[Recorded data]
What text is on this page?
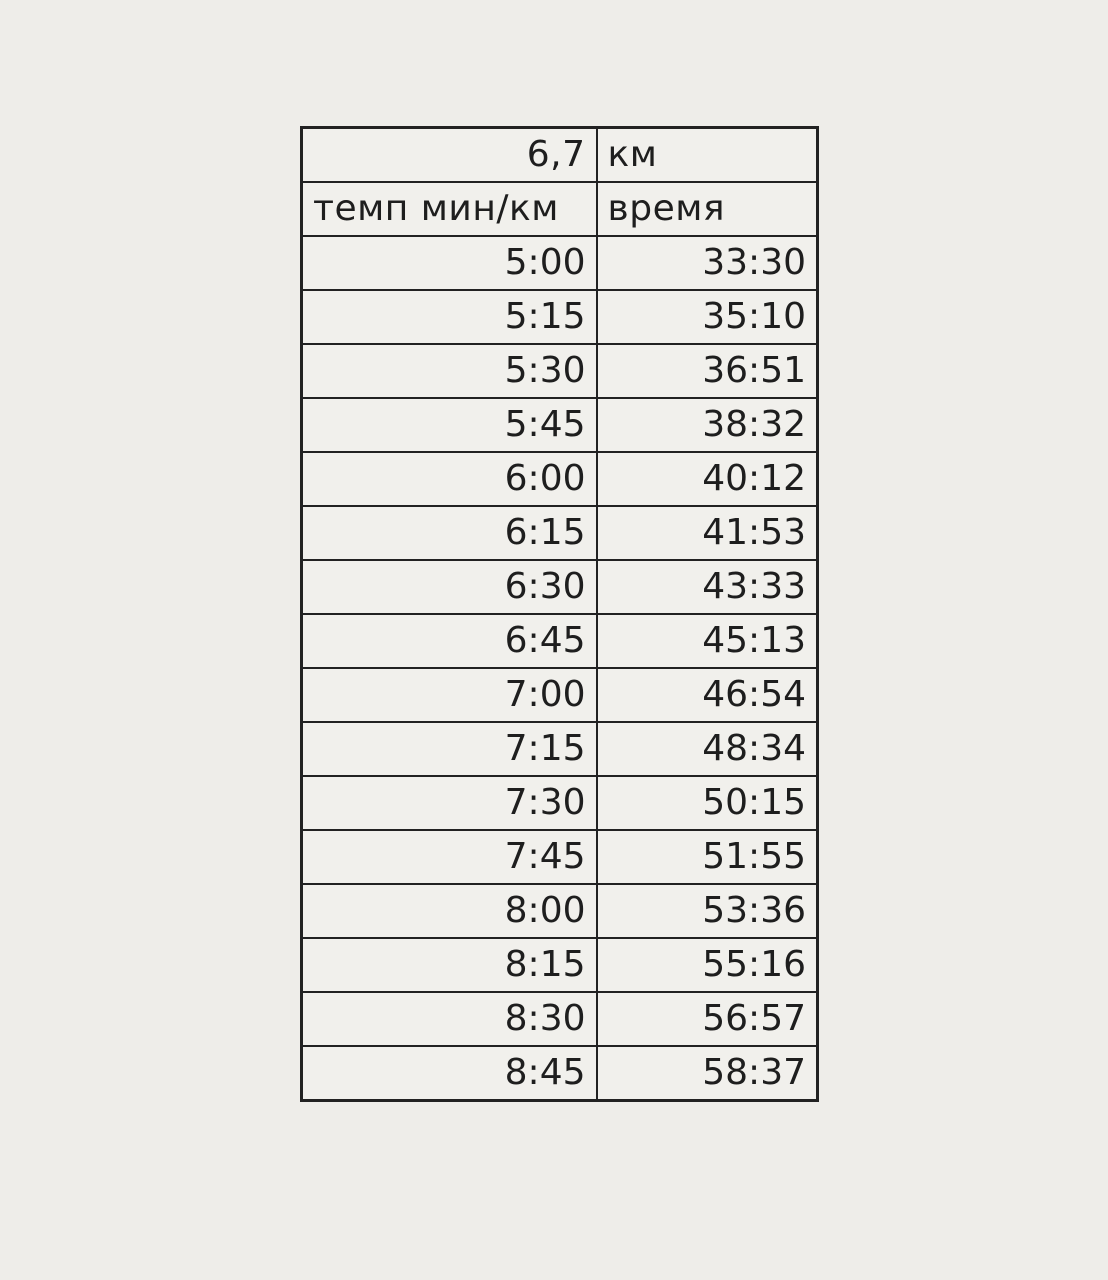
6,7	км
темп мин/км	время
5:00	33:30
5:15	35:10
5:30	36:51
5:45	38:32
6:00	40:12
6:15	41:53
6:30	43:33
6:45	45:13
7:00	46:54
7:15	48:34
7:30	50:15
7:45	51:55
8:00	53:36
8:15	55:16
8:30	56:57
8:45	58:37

> [PROBLEM TO WORK ON]:
Copy the listing word for word, excluding its pictures.

> [EXERCISE SOLUTION]:
What text is on this page?
6,7	км
темп мин/км	время
5:00	33:30
5:15	35:10
5:30	36:51
5:45	38:32
6:00	40:12
6:15	41:53
6:30	43:33
6:45	45:13
7:00	46:54
7:15	48:34
7:30	50:15
7:45	51:55
8:00	53:36
8:15	55:16
8:30	56:57
8:45	58:37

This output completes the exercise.